Data lines:
-----

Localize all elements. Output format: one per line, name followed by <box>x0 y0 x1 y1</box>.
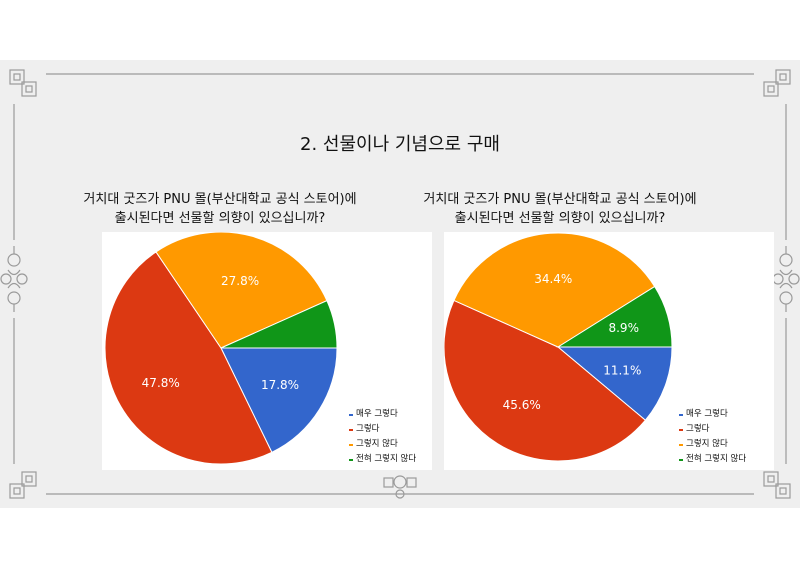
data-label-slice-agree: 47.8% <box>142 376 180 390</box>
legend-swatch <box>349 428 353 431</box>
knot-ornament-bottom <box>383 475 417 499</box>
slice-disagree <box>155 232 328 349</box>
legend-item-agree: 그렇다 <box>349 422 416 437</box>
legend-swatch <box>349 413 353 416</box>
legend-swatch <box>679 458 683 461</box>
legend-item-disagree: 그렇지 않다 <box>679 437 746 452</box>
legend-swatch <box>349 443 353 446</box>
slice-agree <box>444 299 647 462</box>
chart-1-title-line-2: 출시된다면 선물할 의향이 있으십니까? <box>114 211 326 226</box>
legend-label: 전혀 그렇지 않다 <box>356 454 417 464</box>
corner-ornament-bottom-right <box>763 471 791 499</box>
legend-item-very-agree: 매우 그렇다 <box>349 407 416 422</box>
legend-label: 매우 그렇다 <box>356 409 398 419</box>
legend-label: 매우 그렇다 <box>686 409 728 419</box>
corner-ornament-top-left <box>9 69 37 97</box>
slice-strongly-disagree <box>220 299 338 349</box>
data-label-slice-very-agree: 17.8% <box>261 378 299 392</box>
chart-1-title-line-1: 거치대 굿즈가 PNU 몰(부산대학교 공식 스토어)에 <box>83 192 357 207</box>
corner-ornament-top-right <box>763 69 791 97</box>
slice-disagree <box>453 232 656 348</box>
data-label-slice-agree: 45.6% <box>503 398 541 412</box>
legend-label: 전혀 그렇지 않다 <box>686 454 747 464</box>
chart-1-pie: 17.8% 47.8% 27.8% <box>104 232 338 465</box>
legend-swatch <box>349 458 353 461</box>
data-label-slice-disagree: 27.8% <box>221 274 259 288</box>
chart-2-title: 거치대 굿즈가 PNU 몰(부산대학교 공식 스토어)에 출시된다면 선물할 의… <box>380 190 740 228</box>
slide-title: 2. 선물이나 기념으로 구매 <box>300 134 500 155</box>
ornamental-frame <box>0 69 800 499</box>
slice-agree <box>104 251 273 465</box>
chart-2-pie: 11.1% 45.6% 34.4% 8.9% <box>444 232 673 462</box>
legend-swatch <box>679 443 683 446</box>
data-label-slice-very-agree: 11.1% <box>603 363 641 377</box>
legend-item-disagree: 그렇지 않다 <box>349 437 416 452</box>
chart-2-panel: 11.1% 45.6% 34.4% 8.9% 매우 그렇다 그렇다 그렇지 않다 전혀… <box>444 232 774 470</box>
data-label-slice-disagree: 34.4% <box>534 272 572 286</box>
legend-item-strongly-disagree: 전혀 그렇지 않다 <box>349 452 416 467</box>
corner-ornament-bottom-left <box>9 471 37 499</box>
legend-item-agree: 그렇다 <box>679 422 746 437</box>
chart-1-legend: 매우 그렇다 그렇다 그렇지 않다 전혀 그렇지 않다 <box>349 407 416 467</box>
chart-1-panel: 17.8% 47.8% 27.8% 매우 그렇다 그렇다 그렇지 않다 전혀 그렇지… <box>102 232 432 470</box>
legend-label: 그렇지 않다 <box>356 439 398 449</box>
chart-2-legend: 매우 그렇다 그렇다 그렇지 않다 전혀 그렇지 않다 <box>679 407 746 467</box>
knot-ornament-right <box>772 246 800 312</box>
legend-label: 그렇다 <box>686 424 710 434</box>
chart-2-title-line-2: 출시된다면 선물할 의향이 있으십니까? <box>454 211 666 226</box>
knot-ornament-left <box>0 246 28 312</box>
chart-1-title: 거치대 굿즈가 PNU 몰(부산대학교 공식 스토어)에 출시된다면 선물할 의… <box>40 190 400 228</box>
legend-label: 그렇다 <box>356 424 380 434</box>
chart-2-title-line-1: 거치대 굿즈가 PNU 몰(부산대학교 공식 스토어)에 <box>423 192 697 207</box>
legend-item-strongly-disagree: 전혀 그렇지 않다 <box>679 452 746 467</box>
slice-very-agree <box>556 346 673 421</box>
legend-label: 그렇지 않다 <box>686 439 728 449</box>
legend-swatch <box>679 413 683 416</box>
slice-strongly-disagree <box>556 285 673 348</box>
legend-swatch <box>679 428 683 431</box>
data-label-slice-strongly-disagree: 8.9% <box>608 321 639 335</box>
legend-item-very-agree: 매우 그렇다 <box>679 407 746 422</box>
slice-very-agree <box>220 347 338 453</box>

-----

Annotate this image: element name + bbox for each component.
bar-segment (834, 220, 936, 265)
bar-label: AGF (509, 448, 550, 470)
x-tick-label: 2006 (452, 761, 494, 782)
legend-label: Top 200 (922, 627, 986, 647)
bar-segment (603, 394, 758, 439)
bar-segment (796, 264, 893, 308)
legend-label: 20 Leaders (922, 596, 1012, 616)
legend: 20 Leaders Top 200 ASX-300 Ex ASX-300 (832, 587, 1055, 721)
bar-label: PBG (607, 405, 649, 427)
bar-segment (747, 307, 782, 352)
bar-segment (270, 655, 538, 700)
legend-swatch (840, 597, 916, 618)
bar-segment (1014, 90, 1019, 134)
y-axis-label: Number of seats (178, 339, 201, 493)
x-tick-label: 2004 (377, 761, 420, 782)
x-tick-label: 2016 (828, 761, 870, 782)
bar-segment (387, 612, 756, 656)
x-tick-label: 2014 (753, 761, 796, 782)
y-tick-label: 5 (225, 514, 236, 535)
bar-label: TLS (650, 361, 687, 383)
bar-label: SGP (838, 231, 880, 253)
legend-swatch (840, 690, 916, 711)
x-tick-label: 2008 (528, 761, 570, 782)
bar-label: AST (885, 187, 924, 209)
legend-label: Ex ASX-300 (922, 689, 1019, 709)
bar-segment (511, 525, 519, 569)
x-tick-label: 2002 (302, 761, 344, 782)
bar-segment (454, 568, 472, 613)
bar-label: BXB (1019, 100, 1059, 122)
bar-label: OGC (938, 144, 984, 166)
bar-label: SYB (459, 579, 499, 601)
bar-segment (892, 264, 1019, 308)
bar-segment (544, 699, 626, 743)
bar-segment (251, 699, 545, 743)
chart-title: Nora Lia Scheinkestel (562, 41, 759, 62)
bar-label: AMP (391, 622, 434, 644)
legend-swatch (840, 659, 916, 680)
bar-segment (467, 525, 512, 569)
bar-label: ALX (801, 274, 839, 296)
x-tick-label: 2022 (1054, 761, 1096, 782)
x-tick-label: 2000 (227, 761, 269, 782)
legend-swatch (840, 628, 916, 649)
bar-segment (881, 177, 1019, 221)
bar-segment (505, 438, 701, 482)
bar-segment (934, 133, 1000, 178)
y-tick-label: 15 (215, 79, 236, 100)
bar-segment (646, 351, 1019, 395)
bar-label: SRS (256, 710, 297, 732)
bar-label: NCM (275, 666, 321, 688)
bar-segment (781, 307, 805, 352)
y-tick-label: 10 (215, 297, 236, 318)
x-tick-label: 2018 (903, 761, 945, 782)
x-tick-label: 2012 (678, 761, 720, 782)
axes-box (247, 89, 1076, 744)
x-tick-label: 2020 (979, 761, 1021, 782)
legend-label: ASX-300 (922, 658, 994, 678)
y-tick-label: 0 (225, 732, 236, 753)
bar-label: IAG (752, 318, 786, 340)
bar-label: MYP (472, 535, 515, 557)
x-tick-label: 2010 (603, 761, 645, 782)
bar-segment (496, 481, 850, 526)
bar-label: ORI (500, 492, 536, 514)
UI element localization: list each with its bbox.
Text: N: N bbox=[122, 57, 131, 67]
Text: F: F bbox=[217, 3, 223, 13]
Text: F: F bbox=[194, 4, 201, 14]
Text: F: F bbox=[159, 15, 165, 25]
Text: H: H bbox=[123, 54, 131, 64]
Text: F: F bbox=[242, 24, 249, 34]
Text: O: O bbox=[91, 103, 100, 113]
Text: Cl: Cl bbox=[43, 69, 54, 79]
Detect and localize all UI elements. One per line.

-----

* Exercise task: Copy everything from the line containing "data-label-slice-agree: 47.8% <box>142" down to the line containing "corner-ornament-top-left <box>9 69", both included, with no changes.

* Full output:
data-label-slice-agree: 47.8% <box>142 376 180 390</box>
legend-swatch <box>349 428 353 431</box>
knot-ornament-bottom <box>383 475 417 499</box>
slice-disagree <box>155 232 328 349</box>
legend-item-agree: 그렇다 <box>349 422 416 437</box>
legend-swatch <box>349 413 353 416</box>
legend-swatch <box>679 458 683 461</box>
legend-item-disagree: 그렇지 않다 <box>679 437 746 452</box>
legend-swatch <box>349 443 353 446</box>
slice-agree <box>444 299 647 462</box>
chart-1-title-line-2: 출시된다면 선물할 의향이 있으십니까? <box>114 211 326 226</box>
legend-label: 전혀 그렇지 않다 <box>356 454 417 464</box>
corner-ornament-bottom-right <box>763 471 791 499</box>
legend-item-very-agree: 매우 그렇다 <box>349 407 416 422</box>
legend-label: 매우 그렇다 <box>356 409 398 419</box>
legend-label: 매우 그렇다 <box>686 409 728 419</box>
corner-ornament-top-left <box>9 69 37 97</box>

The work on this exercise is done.